Count, in the entries, the lines with "throughout". Answer with the number only.

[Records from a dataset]
┌────────

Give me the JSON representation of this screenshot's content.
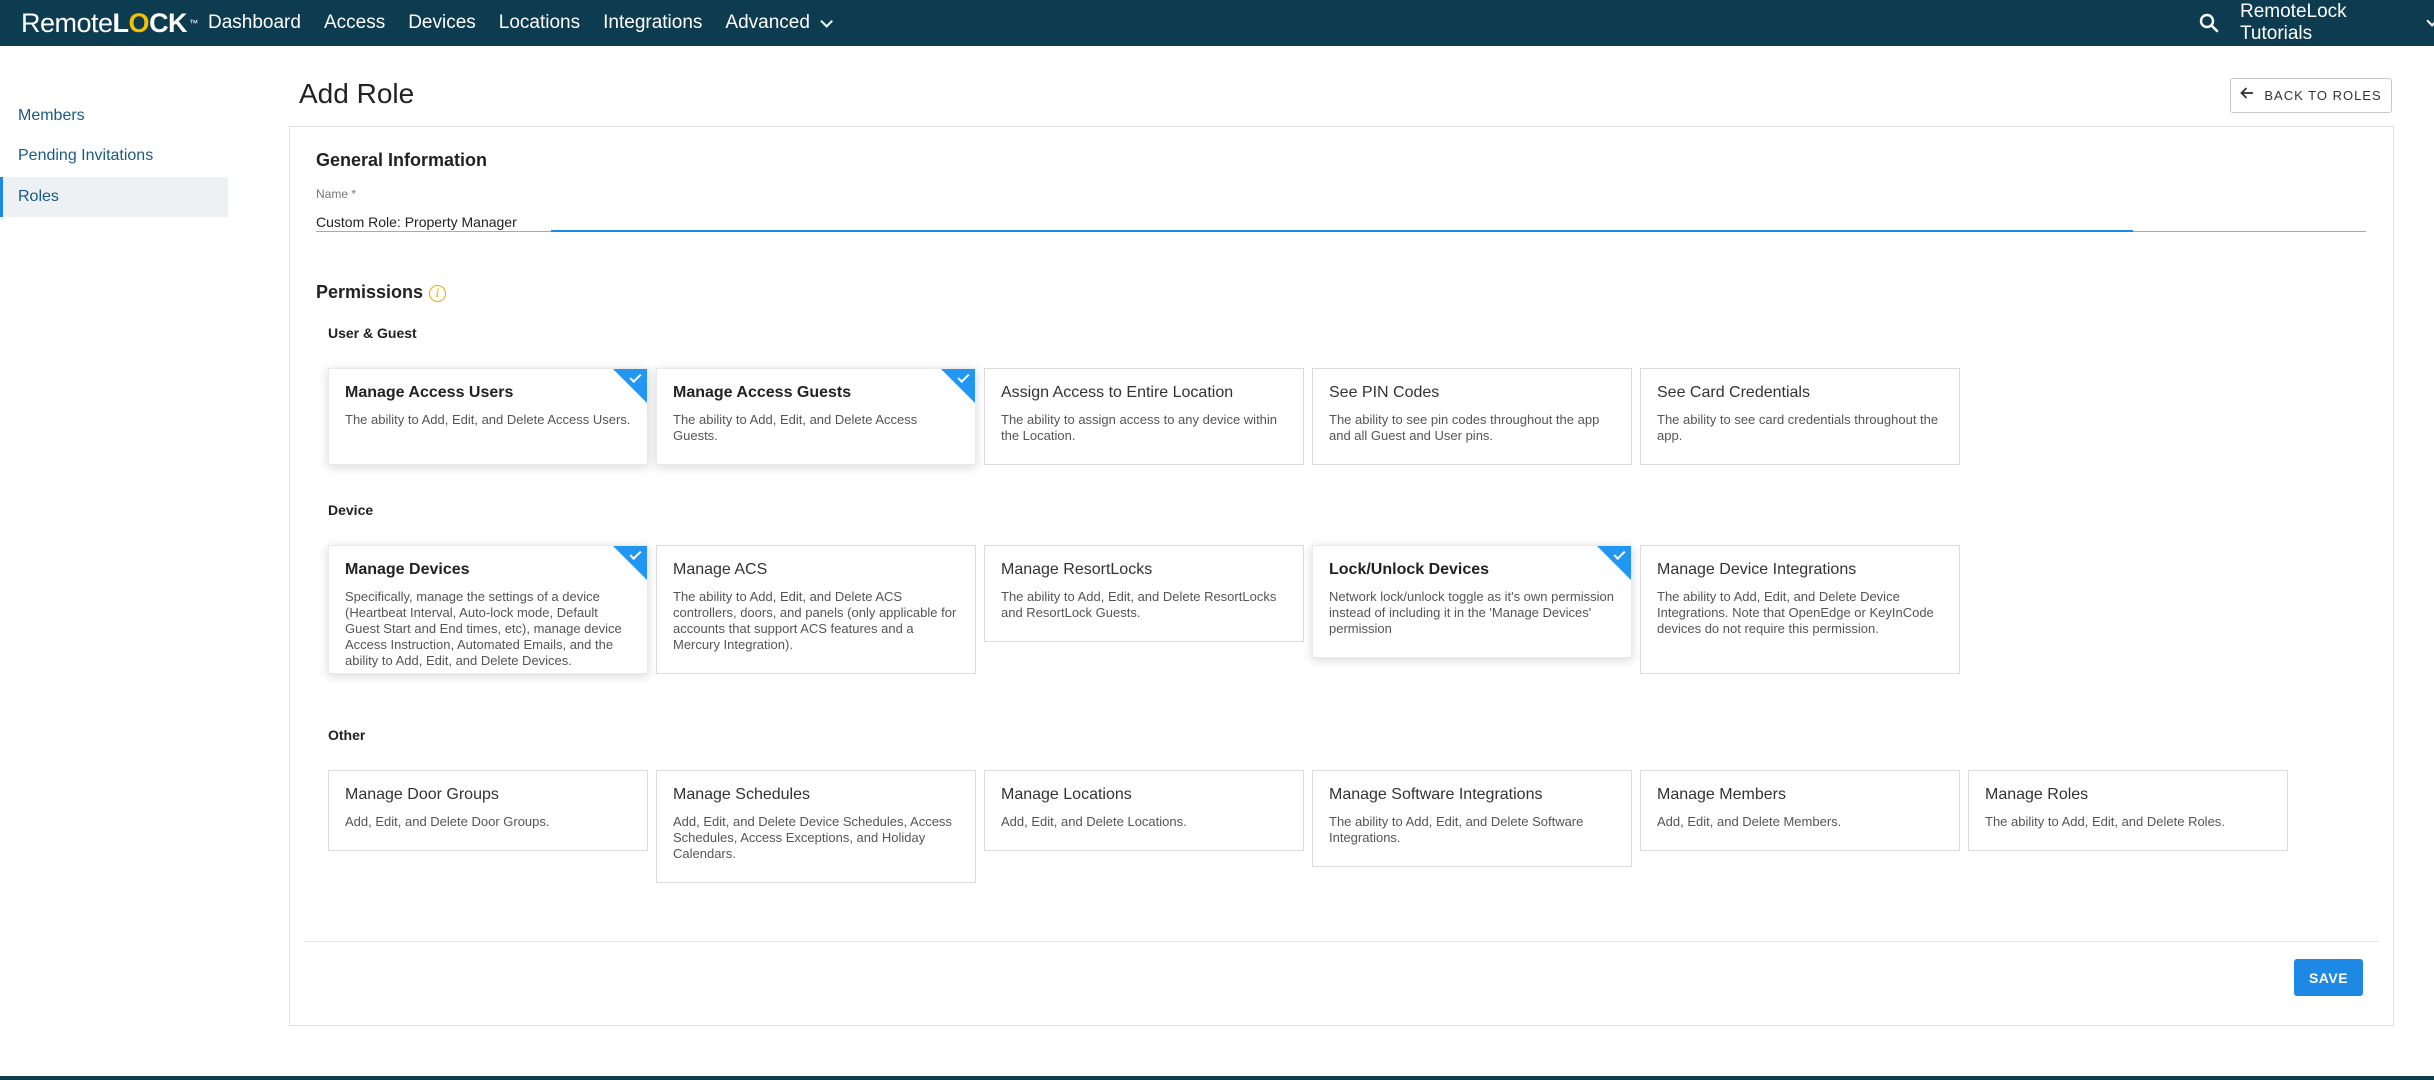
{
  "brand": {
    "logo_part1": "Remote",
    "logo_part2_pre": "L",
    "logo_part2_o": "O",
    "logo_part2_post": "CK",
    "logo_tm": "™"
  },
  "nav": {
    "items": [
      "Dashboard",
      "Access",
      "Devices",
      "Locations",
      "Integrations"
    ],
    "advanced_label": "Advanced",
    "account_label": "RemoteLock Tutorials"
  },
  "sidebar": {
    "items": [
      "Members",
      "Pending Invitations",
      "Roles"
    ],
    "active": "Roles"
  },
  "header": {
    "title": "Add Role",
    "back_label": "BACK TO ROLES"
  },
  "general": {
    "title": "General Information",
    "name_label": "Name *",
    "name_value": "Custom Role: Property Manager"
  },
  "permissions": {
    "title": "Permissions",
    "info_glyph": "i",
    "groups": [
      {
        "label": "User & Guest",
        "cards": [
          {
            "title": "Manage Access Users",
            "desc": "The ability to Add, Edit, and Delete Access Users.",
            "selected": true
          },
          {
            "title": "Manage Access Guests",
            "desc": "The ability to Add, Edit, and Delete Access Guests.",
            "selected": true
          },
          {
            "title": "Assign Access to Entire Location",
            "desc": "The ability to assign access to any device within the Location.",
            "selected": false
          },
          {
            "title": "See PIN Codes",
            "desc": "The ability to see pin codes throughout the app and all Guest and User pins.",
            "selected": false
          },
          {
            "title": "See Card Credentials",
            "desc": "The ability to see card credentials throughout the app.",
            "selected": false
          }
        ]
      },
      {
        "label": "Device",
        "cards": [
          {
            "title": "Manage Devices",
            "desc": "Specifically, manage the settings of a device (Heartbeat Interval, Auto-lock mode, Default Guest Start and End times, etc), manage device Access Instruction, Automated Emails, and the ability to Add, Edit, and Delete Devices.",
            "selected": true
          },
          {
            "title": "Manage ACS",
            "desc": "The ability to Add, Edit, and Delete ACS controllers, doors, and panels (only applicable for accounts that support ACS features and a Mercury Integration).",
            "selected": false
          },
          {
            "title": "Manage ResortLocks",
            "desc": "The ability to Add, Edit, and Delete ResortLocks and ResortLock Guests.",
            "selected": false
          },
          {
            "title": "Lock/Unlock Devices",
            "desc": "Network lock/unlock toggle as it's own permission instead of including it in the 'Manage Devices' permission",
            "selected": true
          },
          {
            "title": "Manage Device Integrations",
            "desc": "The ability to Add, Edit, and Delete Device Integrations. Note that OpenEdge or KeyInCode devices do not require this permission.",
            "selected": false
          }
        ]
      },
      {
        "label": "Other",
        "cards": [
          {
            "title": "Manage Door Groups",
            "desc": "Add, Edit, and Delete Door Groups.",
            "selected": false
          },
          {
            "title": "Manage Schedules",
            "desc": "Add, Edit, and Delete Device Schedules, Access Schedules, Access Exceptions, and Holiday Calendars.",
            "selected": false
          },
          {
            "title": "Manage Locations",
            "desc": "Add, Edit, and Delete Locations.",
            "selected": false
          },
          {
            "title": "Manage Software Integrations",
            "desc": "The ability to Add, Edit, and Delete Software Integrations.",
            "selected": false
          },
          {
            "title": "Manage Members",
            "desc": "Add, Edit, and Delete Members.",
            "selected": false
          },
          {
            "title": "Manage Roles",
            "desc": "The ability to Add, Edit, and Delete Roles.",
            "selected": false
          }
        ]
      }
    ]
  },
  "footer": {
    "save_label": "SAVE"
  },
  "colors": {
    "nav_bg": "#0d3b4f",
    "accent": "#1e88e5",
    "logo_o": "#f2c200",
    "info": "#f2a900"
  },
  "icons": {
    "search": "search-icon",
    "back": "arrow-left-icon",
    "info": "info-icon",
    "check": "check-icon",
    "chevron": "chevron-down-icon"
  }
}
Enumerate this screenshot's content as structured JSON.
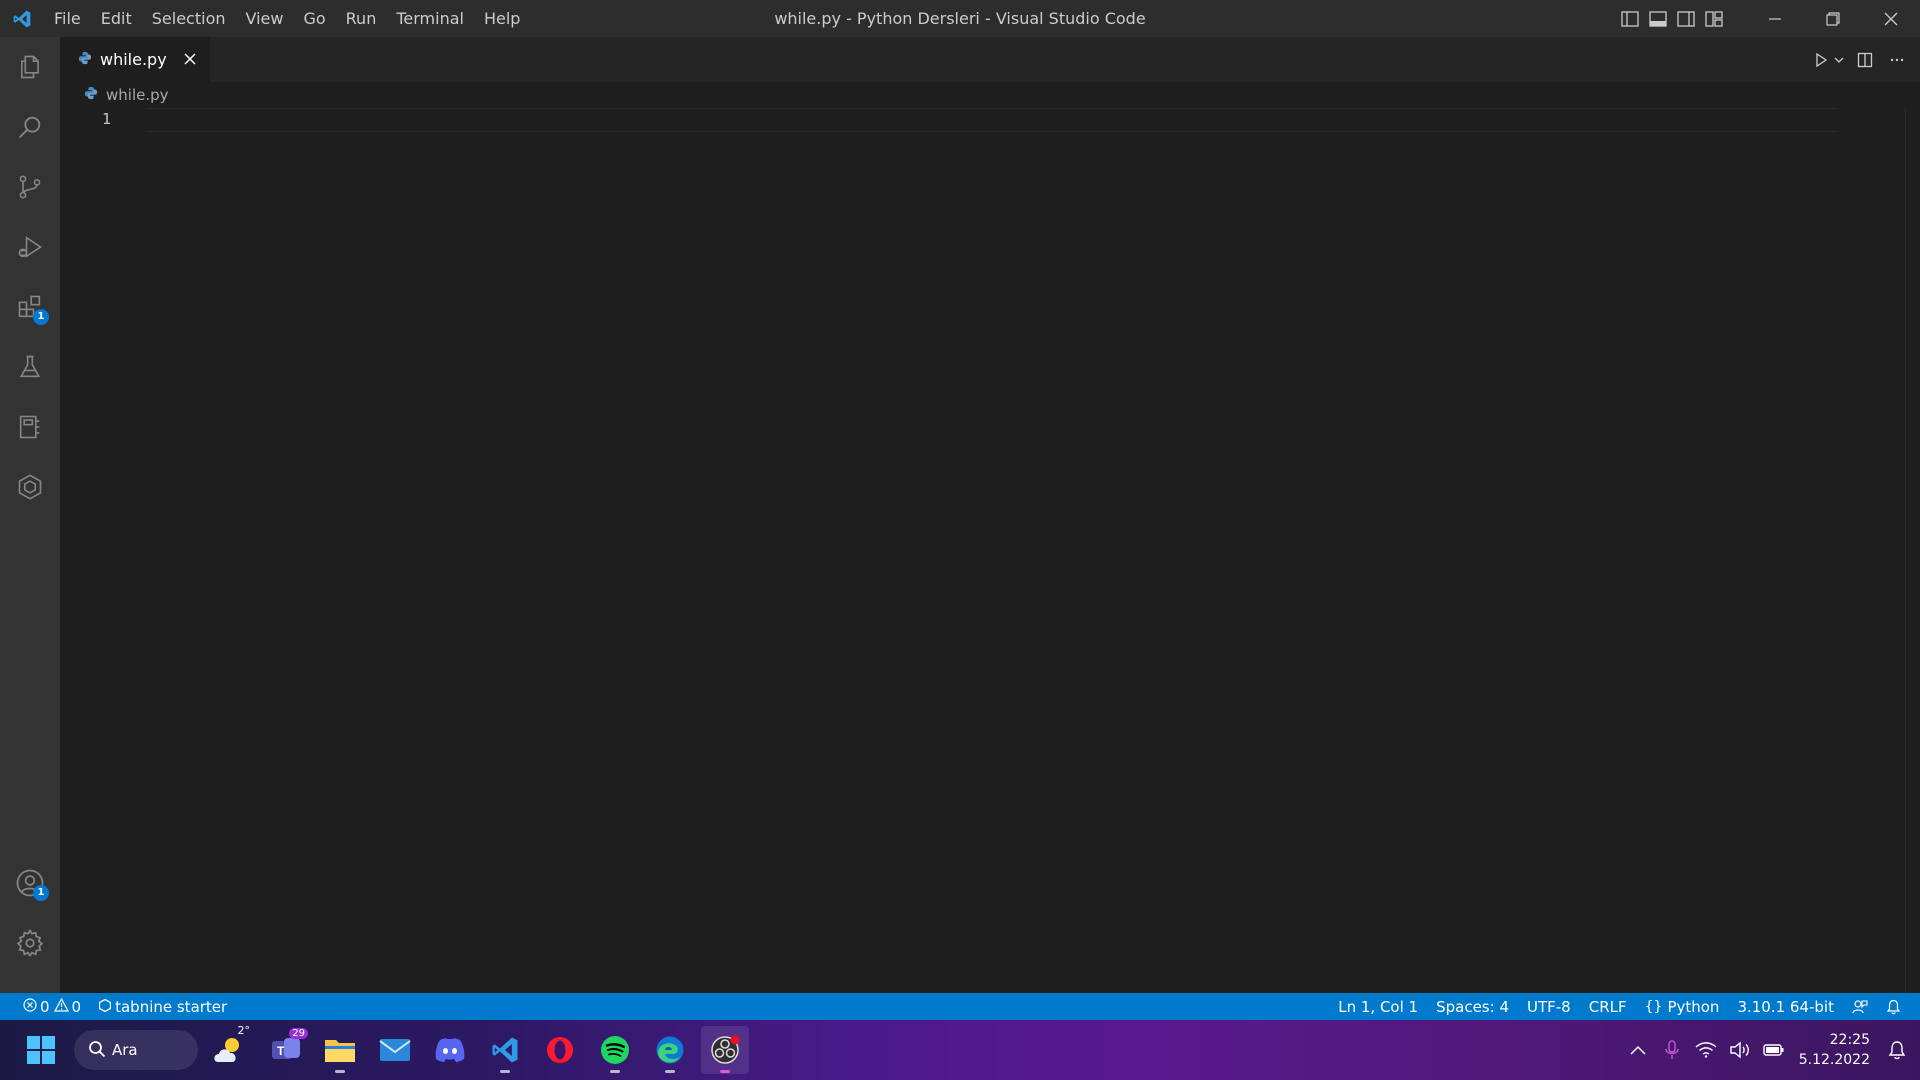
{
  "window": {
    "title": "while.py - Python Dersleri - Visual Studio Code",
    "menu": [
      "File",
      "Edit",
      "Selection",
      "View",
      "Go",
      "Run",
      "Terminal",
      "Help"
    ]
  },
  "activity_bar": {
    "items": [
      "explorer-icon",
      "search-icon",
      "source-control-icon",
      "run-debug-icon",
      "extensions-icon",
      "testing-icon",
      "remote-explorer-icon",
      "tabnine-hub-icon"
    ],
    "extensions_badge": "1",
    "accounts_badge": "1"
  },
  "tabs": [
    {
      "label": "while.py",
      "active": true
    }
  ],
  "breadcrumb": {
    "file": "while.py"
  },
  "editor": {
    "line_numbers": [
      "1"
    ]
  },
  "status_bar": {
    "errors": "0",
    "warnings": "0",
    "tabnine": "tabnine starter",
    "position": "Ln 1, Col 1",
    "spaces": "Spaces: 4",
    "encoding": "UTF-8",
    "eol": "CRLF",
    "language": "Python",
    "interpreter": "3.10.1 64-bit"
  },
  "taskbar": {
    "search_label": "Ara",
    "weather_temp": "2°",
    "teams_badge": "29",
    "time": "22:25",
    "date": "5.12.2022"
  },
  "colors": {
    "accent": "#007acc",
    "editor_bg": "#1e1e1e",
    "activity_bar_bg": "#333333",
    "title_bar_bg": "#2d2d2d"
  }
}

└────────

Complete answer: 2